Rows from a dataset
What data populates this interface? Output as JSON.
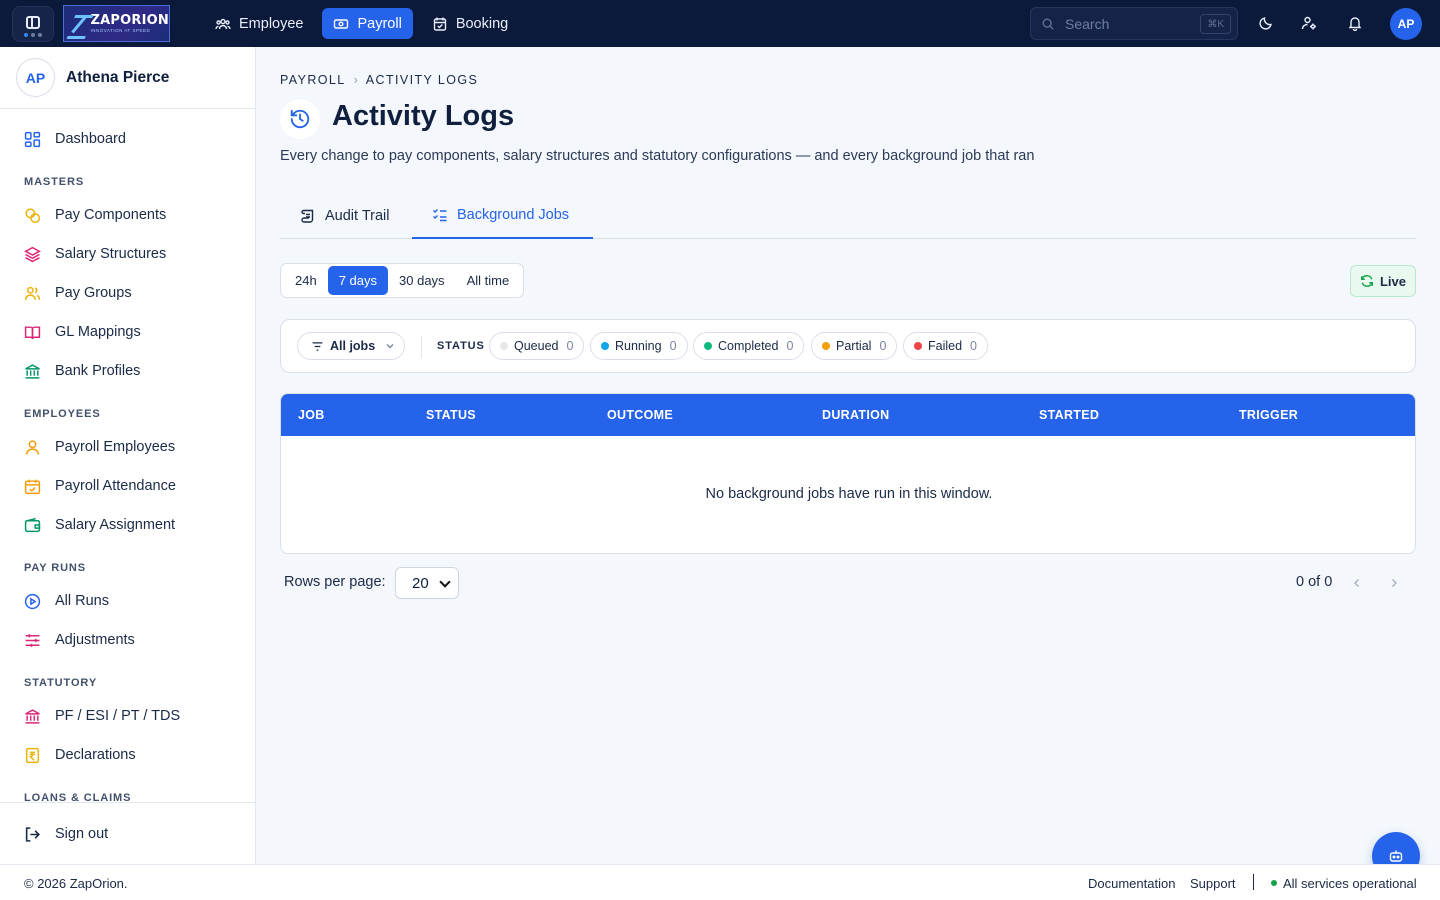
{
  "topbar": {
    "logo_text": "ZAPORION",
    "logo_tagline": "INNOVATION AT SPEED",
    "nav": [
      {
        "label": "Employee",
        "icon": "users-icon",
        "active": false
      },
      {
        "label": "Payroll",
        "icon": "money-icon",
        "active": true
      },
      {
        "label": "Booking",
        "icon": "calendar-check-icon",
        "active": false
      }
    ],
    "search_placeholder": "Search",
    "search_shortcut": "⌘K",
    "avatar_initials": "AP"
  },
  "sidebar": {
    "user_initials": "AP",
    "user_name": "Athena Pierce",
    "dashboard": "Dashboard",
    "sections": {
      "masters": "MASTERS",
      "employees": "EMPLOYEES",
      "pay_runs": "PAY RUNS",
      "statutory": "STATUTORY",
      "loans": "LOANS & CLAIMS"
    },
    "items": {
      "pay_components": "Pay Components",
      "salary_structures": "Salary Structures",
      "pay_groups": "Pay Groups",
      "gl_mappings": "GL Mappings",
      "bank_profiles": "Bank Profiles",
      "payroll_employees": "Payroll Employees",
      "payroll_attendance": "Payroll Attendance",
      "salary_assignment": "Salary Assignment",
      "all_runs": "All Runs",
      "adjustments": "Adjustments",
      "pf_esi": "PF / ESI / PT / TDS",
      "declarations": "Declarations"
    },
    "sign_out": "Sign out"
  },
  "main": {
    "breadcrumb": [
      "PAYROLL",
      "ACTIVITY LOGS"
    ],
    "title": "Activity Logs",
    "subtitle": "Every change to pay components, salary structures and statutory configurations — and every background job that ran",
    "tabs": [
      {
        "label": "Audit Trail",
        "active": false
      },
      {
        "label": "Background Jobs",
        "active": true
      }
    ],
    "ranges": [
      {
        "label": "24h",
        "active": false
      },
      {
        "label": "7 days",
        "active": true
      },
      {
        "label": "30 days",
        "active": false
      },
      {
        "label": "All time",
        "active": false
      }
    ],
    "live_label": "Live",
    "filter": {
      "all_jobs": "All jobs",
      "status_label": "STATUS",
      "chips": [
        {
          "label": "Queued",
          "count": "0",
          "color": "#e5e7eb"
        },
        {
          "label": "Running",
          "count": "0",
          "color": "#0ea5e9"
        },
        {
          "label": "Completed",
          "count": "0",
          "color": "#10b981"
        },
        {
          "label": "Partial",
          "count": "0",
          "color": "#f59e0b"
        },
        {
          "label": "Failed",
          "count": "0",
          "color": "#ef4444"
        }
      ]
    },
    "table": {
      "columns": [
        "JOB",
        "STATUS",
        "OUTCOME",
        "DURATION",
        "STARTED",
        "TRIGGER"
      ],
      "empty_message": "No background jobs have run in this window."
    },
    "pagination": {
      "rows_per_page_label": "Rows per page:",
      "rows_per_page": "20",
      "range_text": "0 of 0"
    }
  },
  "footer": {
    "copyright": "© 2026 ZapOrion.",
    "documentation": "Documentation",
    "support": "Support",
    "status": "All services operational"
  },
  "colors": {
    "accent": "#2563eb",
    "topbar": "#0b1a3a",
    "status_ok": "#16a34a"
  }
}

==

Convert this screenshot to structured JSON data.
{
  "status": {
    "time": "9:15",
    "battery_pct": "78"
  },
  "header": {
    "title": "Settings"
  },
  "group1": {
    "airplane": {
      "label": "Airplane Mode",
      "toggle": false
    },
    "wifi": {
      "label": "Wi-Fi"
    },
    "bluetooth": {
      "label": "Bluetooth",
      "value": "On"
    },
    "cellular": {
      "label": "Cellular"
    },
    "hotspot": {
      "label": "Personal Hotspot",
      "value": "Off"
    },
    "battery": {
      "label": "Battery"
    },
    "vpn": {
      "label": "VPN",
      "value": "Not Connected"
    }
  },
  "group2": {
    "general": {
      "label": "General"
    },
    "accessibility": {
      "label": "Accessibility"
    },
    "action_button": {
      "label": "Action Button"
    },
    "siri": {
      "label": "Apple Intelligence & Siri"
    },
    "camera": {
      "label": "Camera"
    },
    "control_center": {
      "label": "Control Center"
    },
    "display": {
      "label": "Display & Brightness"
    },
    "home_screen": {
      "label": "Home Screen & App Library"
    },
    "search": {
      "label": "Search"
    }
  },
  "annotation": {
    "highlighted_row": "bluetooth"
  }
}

Task brief — Go through the listing above and list every line that has the word "icon".

Worked solution —
        "icon": "users-icon",
        "icon": "money-icon",
        "icon": "calendar-check-icon",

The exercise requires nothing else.